Raw records
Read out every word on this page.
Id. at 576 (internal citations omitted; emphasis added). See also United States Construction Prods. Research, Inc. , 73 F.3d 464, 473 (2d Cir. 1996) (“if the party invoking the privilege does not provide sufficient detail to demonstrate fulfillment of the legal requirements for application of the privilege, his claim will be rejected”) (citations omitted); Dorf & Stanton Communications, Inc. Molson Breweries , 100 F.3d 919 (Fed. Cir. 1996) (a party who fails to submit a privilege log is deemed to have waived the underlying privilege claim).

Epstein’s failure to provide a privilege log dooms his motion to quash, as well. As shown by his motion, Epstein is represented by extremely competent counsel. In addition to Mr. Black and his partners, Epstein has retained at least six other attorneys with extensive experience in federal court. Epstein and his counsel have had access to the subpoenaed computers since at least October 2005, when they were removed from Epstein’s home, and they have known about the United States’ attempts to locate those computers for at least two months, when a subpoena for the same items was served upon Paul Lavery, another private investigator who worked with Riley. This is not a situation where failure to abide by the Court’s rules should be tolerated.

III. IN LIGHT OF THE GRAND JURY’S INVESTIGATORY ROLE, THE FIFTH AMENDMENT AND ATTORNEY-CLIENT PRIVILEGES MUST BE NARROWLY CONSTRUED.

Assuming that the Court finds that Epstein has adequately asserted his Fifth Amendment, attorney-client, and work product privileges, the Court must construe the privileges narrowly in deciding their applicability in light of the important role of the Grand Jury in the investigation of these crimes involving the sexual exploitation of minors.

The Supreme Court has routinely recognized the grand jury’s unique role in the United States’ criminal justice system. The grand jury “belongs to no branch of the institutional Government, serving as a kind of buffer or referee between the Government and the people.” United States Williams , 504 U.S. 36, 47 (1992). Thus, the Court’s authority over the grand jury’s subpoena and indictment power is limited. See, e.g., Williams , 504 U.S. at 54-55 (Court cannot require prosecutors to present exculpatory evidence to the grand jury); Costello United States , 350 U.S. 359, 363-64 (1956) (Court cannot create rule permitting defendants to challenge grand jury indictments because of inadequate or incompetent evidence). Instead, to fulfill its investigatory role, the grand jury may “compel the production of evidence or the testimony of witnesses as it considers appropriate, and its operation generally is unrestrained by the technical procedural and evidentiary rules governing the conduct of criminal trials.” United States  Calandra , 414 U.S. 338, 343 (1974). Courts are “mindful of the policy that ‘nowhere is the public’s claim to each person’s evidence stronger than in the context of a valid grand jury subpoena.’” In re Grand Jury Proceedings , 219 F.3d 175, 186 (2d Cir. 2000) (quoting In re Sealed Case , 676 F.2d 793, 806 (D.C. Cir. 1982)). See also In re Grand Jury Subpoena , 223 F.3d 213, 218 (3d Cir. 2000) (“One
--
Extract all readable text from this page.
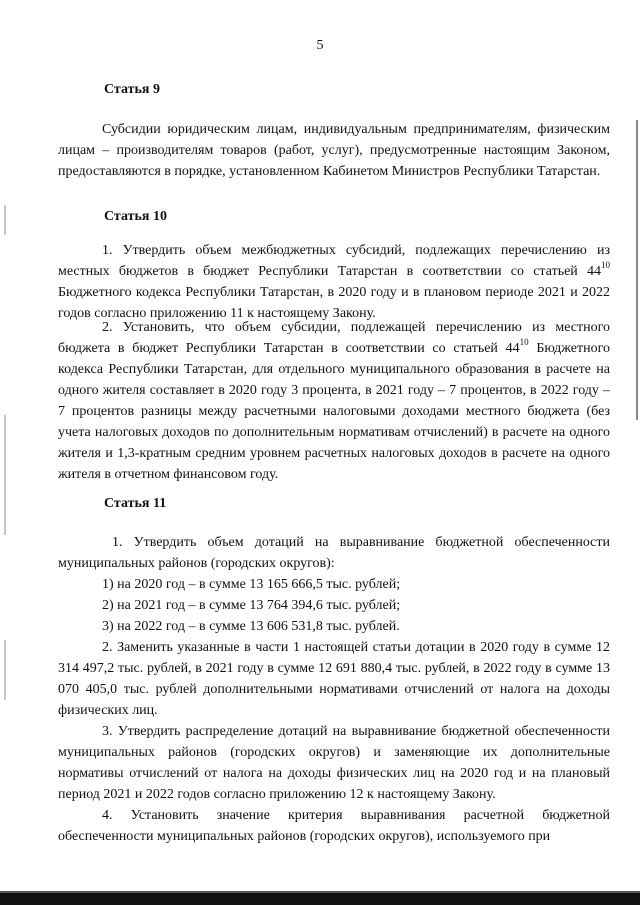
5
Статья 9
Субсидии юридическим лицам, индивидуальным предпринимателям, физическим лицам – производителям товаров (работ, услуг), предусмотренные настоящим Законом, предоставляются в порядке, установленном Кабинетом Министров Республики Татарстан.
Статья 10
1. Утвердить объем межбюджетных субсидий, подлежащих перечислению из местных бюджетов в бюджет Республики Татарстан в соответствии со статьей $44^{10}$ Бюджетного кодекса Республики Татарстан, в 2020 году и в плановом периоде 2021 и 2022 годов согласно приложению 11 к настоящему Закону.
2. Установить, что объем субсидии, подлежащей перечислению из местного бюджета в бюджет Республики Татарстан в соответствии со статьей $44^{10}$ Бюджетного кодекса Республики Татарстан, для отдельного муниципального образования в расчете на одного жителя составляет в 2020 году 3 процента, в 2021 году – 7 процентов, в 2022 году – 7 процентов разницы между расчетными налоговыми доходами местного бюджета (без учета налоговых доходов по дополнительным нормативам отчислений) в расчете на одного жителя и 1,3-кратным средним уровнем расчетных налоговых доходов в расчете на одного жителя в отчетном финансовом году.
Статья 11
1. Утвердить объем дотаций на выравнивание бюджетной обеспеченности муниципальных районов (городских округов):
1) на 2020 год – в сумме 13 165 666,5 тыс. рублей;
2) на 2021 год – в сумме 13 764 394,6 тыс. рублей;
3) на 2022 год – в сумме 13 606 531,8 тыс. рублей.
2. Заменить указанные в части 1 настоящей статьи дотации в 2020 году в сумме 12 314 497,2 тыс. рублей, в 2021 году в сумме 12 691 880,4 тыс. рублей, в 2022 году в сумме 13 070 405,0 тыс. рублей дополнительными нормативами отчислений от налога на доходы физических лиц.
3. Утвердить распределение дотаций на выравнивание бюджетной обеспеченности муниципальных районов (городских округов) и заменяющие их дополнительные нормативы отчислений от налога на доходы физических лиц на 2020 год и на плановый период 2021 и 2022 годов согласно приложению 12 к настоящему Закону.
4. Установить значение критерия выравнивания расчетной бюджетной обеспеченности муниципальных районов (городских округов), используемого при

**Required work**.
Go through the listing above and work out how many lines contain the string "page". Reply with the number alone.

**Correct output**.
2